Extracted data entries
● ● ● ●
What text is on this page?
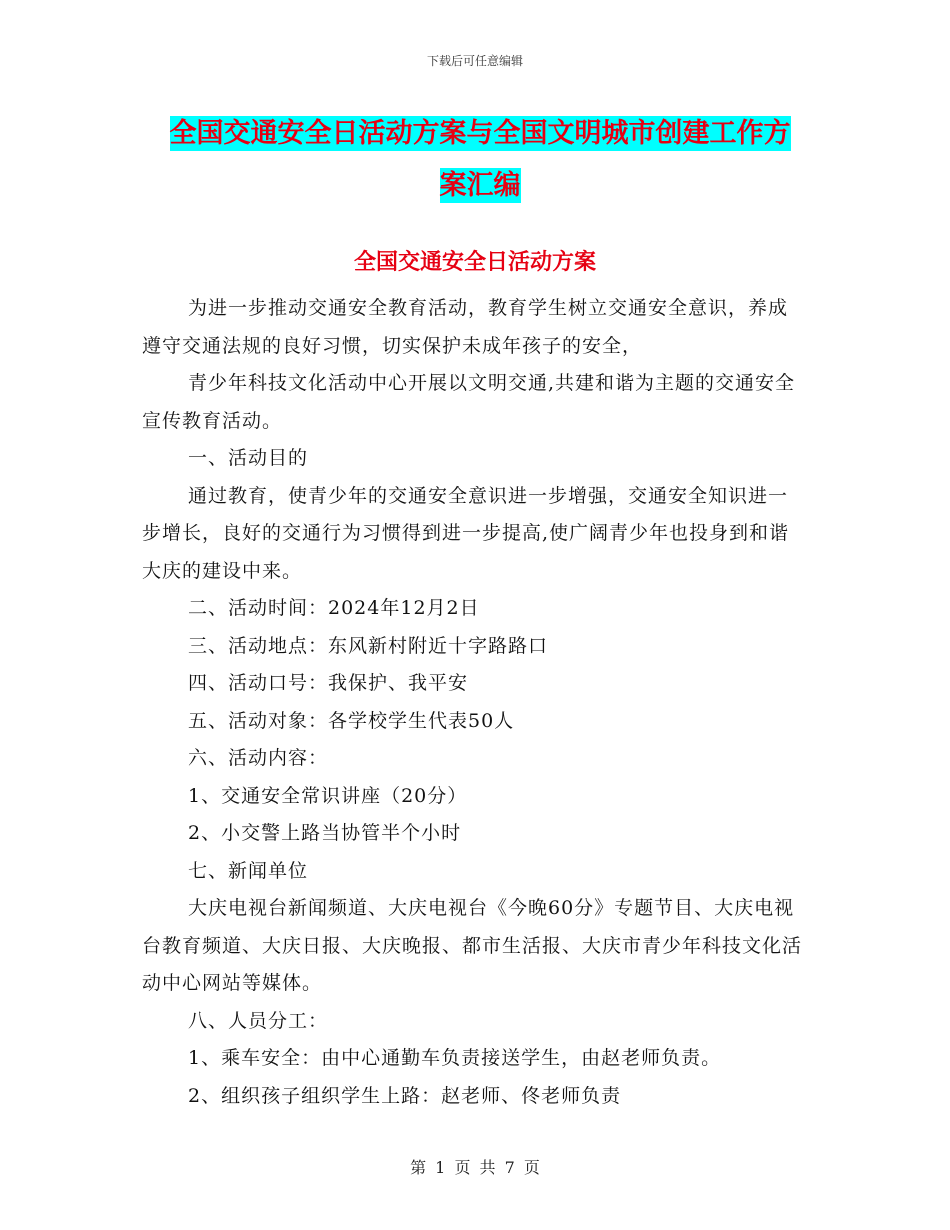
下载后可任意编辑
全国交通安全日活动方案与全国文明城市创建工作方
案汇编
全国交通安全日活动方案

为进一步推动交通安全教育活动，教育学生树立交通安全意识，养成遵守交通法规的良好习惯，切实保护未成年孩子的安全，

青少年科技文化活动中心开展以文明交通,共建和谐为主题的交通安全宣传教育活动。

一、活动目的

通过教育，使青少年的交通安全意识进一步增强，交通安全知识进一步增长，良好的交通行为习惯得到进一步提高,使广阔青少年也投身到和谐大庆的建设中来。

二、活动时间：2024年12月2日

三、活动地点：东风新村附近十字路路口

四、活动口号：我保护、我平安

五、活动对象：各学校学生代表50人

六、活动内容：

1、交通安全常识讲座（20分）

2、小交警上路当协管半个小时

七、新闻单位

大庆电视台新闻频道、大庆电视台《今晚60分》专题节目、大庆电视台教育频道、大庆日报、大庆晚报、都市生活报、大庆市青少年科技文化活动中心网站等媒体。

八、人员分工：

1、乘车安全：由中心通勤车负责接送学生，由赵老师负责。

2、组织孩子组织学生上路：赵老师、佟老师负责

第 1 页 共 7 页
● ● ● ●
REQUIRED WORK:
Every entry above is to be set down exactly; the pictures are to be left out.

TASK SOLUTION:
What text is on this page?
下载后可任意编辑
全国交通安全日活动方案与全国文明城市创建工作方
案汇编
全国交通安全日活动方案

为进一步推动交通安全教育活动，教育学生树立交通安全意识，养成遵守交通法规的良好习惯，切实保护未成年孩子的安全，

青少年科技文化活动中心开展以文明交通,共建和谐为主题的交通安全宣传教育活动。

一、活动目的

通过教育，使青少年的交通安全意识进一步增强，交通安全知识进一步增长，良好的交通行为习惯得到进一步提高,使广阔青少年也投身到和谐大庆的建设中来。

二、活动时间：2024年12月2日

三、活动地点：东风新村附近十字路路口

四、活动口号：我保护、我平安

五、活动对象：各学校学生代表50人

六、活动内容：

1、交通安全常识讲座（20分）

2、小交警上路当协管半个小时

七、新闻单位

大庆电视台新闻频道、大庆电视台《今晚60分》专题节目、大庆电视台教育频道、大庆日报、大庆晚报、都市生活报、大庆市青少年科技文化活动中心网站等媒体。

八、人员分工：

1、乘车安全：由中心通勤车负责接送学生，由赵老师负责。

2、组织孩子组织学生上路：赵老师、佟老师负责

第 1 页 共 7 页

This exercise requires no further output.